++++ LISTING ++++
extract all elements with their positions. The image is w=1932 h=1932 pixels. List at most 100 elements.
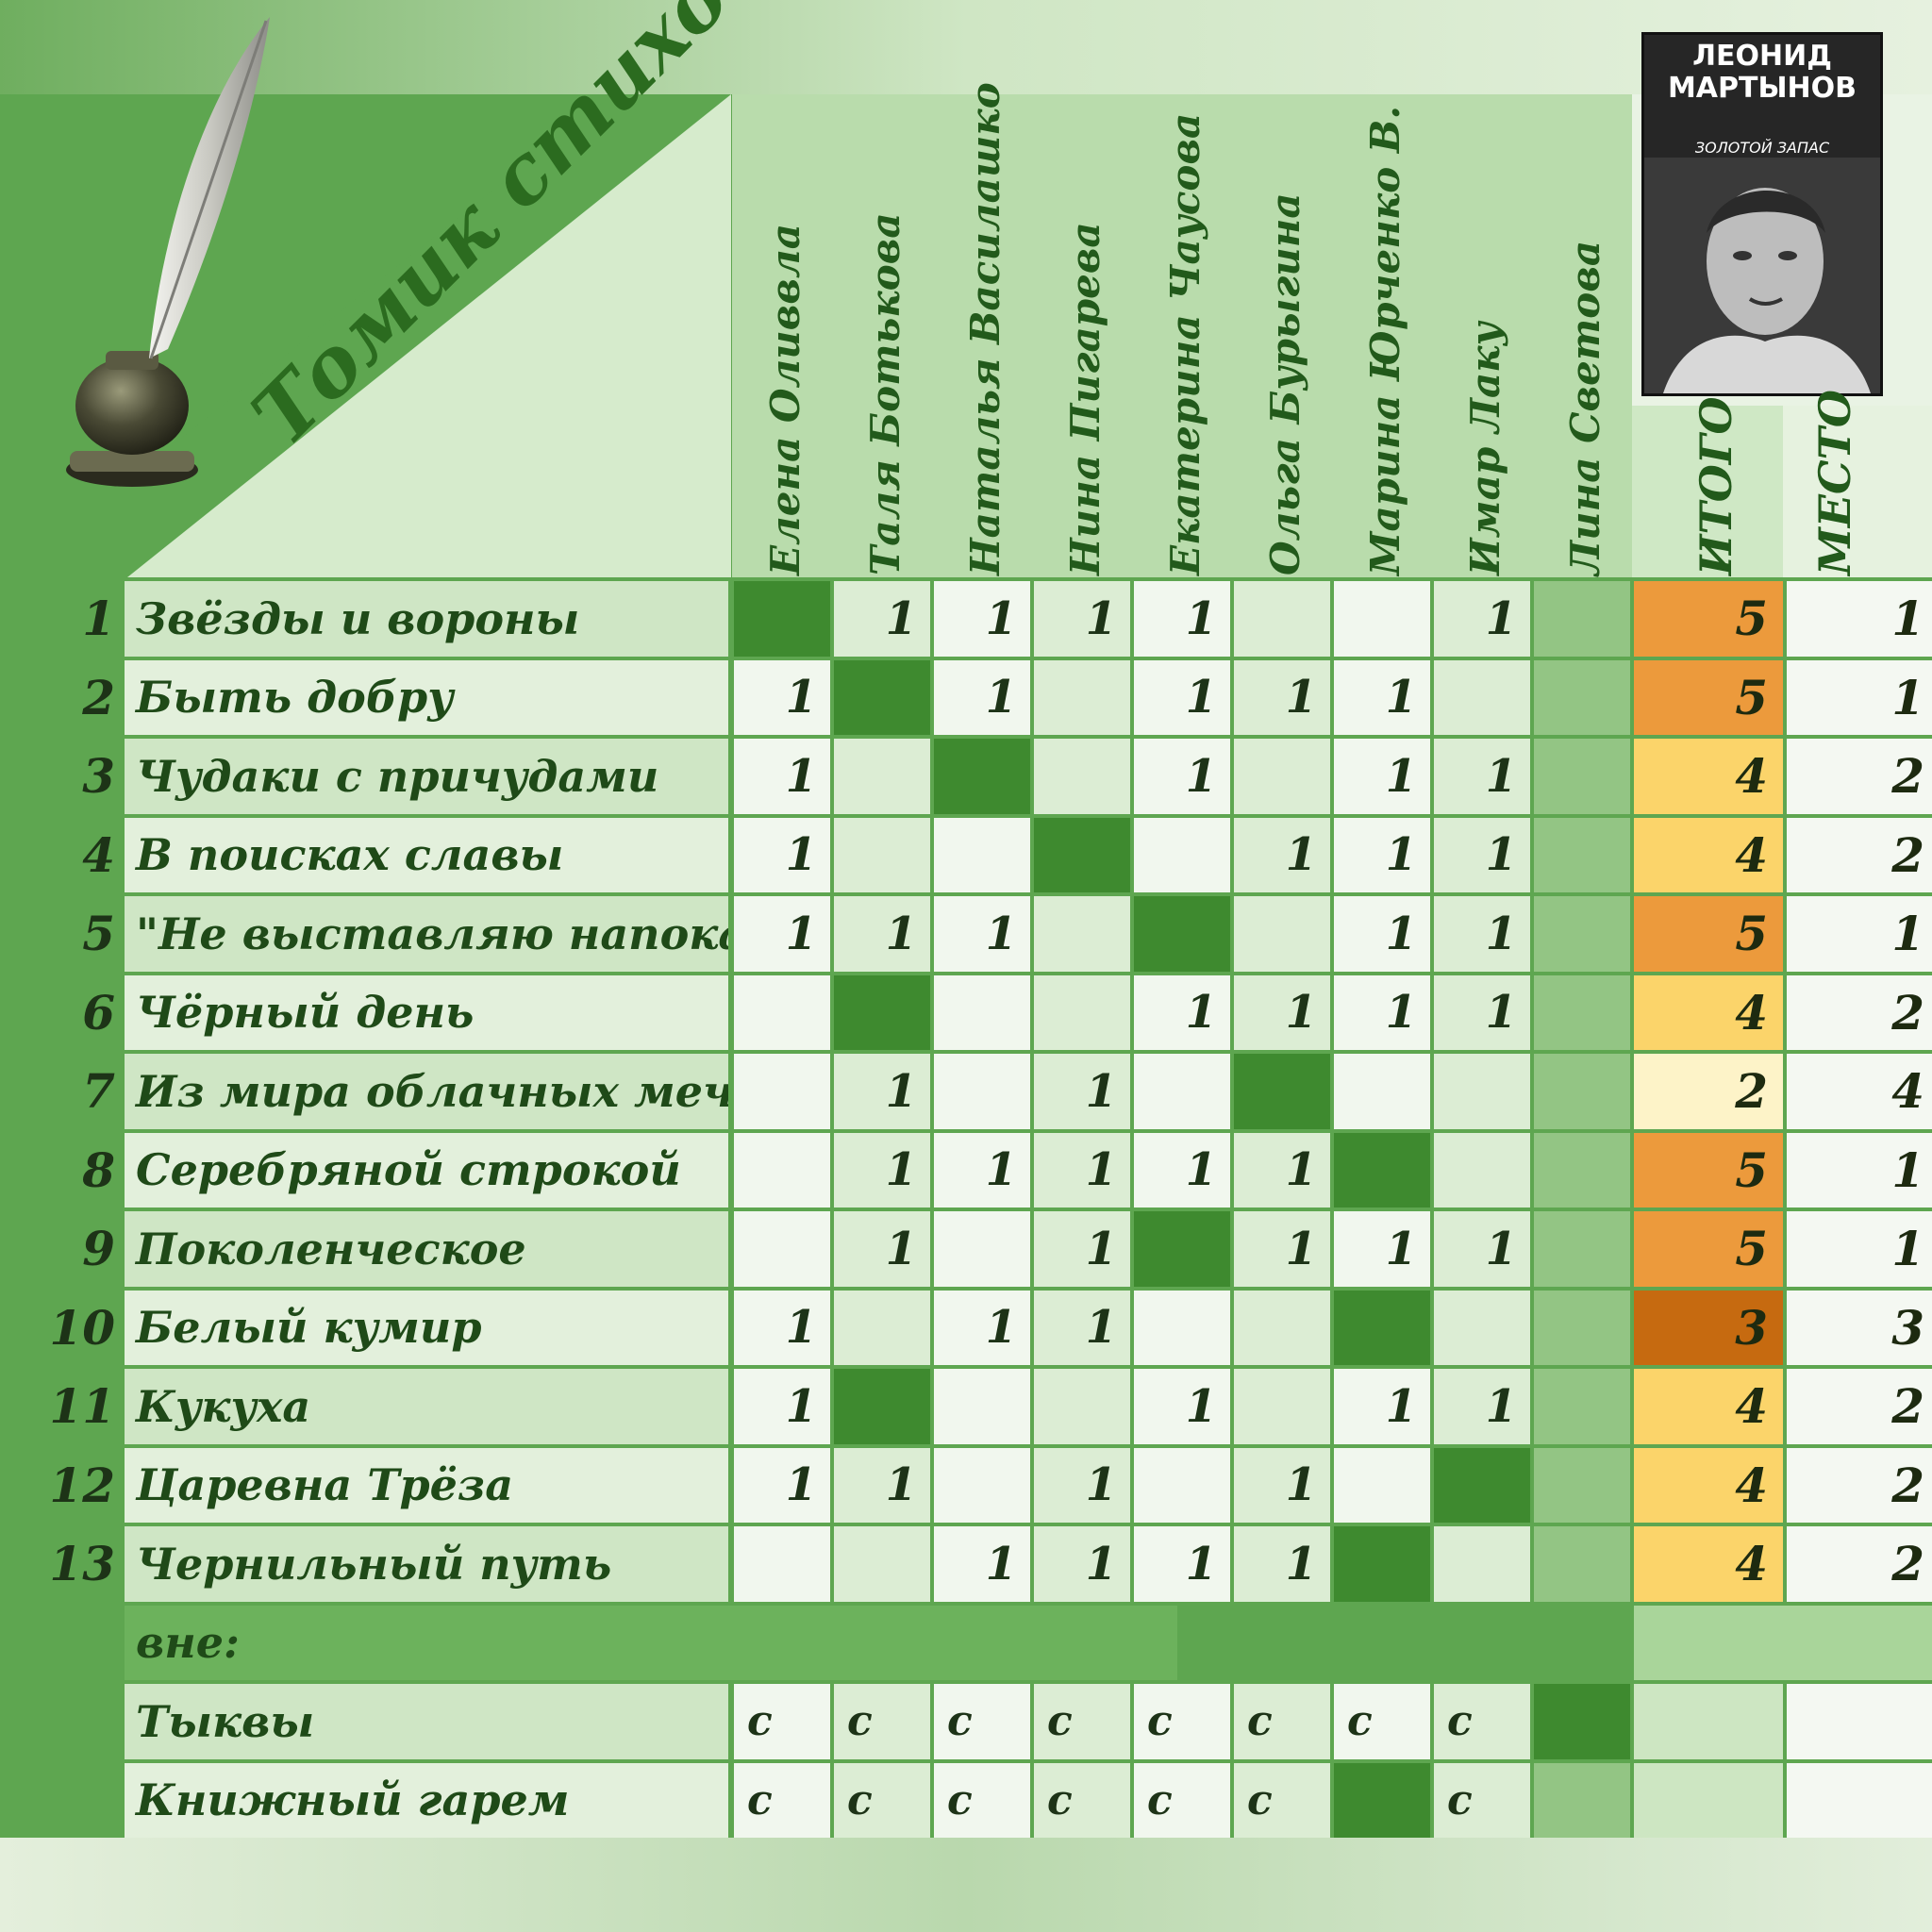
vote-cell bbox=[1534, 1762, 1630, 1838]
vote-cell: 1 bbox=[834, 896, 930, 972]
vote-cell bbox=[1534, 1447, 1630, 1523]
vote-cell bbox=[1134, 896, 1230, 972]
vote-cell: 1 bbox=[1334, 1211, 1430, 1287]
total-cell-empty bbox=[1634, 1684, 1783, 1759]
vote-cell: с bbox=[1234, 1684, 1330, 1759]
book-series: ЗОЛОТОЙ ЗАПАС bbox=[1694, 139, 1830, 157]
vote-cell bbox=[834, 659, 930, 735]
row-number: 12 bbox=[49, 1457, 115, 1513]
vote-cell bbox=[1034, 896, 1130, 972]
row-number: 5 bbox=[82, 906, 115, 962]
vote-cell bbox=[1534, 739, 1630, 814]
total-cell: 5 bbox=[1634, 1211, 1783, 1287]
vote-cell bbox=[834, 1526, 930, 1602]
vote-cell: 1 bbox=[1334, 739, 1430, 814]
vote-cell bbox=[734, 1526, 830, 1602]
vote-cell: 1 bbox=[1334, 1369, 1430, 1444]
place-cell: 2 bbox=[1787, 1369, 1932, 1444]
vote-cell: с bbox=[1134, 1684, 1230, 1759]
vote-cell bbox=[834, 817, 930, 892]
vote-cell: 1 bbox=[1134, 1526, 1230, 1602]
vote-cell: 1 bbox=[1134, 739, 1230, 814]
vote-cell bbox=[1534, 1211, 1630, 1287]
vote-cell bbox=[1334, 1054, 1430, 1129]
vote-cell bbox=[1434, 659, 1530, 735]
total-cell: 3 bbox=[1634, 1290, 1783, 1365]
vote-cell: с bbox=[1234, 1762, 1330, 1838]
vote-cell: 1 bbox=[1434, 739, 1530, 814]
row-number: 8 bbox=[82, 1141, 115, 1198]
vote-cell: 1 bbox=[1334, 659, 1430, 735]
total-cell: 5 bbox=[1634, 659, 1783, 735]
total-cell: 4 bbox=[1634, 1526, 1783, 1602]
vote-cell: с bbox=[1134, 1762, 1230, 1838]
vote-cell bbox=[934, 1447, 1030, 1523]
vote-cell: с bbox=[934, 1762, 1030, 1838]
vote-cell bbox=[834, 739, 930, 814]
vote-cell: 1 bbox=[834, 1211, 930, 1287]
poem-title: Царевна Трёза bbox=[125, 1447, 728, 1523]
vote-cell bbox=[1134, 1054, 1230, 1129]
vote-cell bbox=[1134, 1447, 1230, 1523]
vote-cell bbox=[1534, 974, 1630, 1050]
vote-cell bbox=[934, 817, 1030, 892]
vote-cell bbox=[1234, 1369, 1330, 1444]
vote-cell bbox=[1034, 974, 1130, 1050]
place-cell: 2 bbox=[1787, 974, 1932, 1050]
total-cell: 2 bbox=[1634, 1054, 1783, 1129]
vote-cell bbox=[1034, 739, 1130, 814]
place-cell: 2 bbox=[1787, 739, 1932, 814]
column-header: Ольга Бурыгина bbox=[1262, 192, 1308, 575]
vote-cell: 1 bbox=[1434, 974, 1530, 1050]
row-number: 3 bbox=[82, 748, 115, 805]
row-number: 4 bbox=[82, 826, 115, 883]
vote-cell bbox=[734, 1132, 830, 1208]
vote-cell: 1 bbox=[934, 1526, 1030, 1602]
row-number: 9 bbox=[82, 1221, 115, 1277]
poem-title: Звёзды и вороны bbox=[125, 581, 728, 657]
vote-cell: 1 bbox=[1334, 974, 1430, 1050]
vote-cell: с bbox=[1334, 1684, 1430, 1759]
vote-cell: 1 bbox=[1234, 659, 1330, 735]
vote-cell bbox=[1534, 581, 1630, 657]
column-header: Таля Ботькова bbox=[862, 212, 908, 575]
vote-cell bbox=[934, 1054, 1030, 1129]
book-author: ЛЕОНИД МАРТЫНОВ bbox=[1667, 40, 1857, 105]
vote-cell: 1 bbox=[1234, 1132, 1330, 1208]
poem-title: Серебряной строкой bbox=[125, 1132, 728, 1208]
vote-cell: 1 bbox=[1134, 1132, 1230, 1208]
vote-cell: 1 bbox=[834, 581, 930, 657]
vote-cell bbox=[1534, 1290, 1630, 1365]
column-header: Наталья Василашко bbox=[962, 82, 1008, 575]
vote-cell bbox=[1334, 581, 1430, 657]
vote-cell: 1 bbox=[1034, 1526, 1130, 1602]
vote-cell bbox=[734, 581, 830, 657]
vote-cell bbox=[1134, 817, 1230, 892]
column-header: Нина Пигарева bbox=[1062, 222, 1108, 575]
vote-cell: с bbox=[834, 1762, 930, 1838]
column-header: Лина Светова bbox=[1562, 240, 1608, 575]
vote-cell: 1 bbox=[1334, 817, 1430, 892]
vote-cell: 1 bbox=[1434, 1211, 1530, 1287]
poem-title: Белый кумир bbox=[125, 1290, 728, 1365]
total-cell: 5 bbox=[1634, 1132, 1783, 1208]
row-number: 1 bbox=[82, 591, 115, 647]
vote-cell: 1 bbox=[734, 896, 830, 972]
vote-cell bbox=[1534, 896, 1630, 972]
vote-cell: 1 bbox=[734, 659, 830, 735]
vote-cell bbox=[1334, 1290, 1430, 1365]
vote-cell bbox=[734, 1054, 830, 1129]
vote-cell bbox=[1434, 1290, 1530, 1365]
author-portrait bbox=[1644, 158, 1880, 393]
vote-cell bbox=[1434, 1132, 1530, 1208]
poem-title: Чёрный день bbox=[125, 974, 728, 1050]
vote-cell bbox=[834, 974, 930, 1050]
vote-cell bbox=[1534, 1054, 1630, 1129]
vote-cell bbox=[1134, 1290, 1230, 1365]
vote-cell bbox=[1334, 1447, 1430, 1523]
vote-cell bbox=[1234, 896, 1330, 972]
vote-cell bbox=[1234, 739, 1330, 814]
vote-cell bbox=[1434, 1526, 1530, 1602]
row-number: 6 bbox=[82, 984, 115, 1041]
vote-cell: 1 bbox=[1134, 1369, 1230, 1444]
++++
DIRECTION: Render the portion of the items that opens with the line containing "vote-cell bbox=[1534, 1762, 1630, 1838]" and closes with the line containing "total-cell-empty bbox=[1634, 1684, 1783, 1759]" as a Markdown table with the columns "No." and "Entry". Number each line and omit any blank lines.

RESULT:
| No. | Entry |
|---|---|
| 1 | vote-cell bbox=[1534, 1762, 1630, 1838] |
| 2 | vote-cell: 1 bbox=[834, 896, 930, 972] |
| 3 | vote-cell bbox=[1534, 1447, 1630, 1523] |
| 4 | vote-cell bbox=[1134, 896, 1230, 972] |
| 5 | vote-cell: 1 bbox=[1334, 1211, 1430, 1287] |
| 6 | total-cell-empty bbox=[1634, 1684, 1783, 1759] |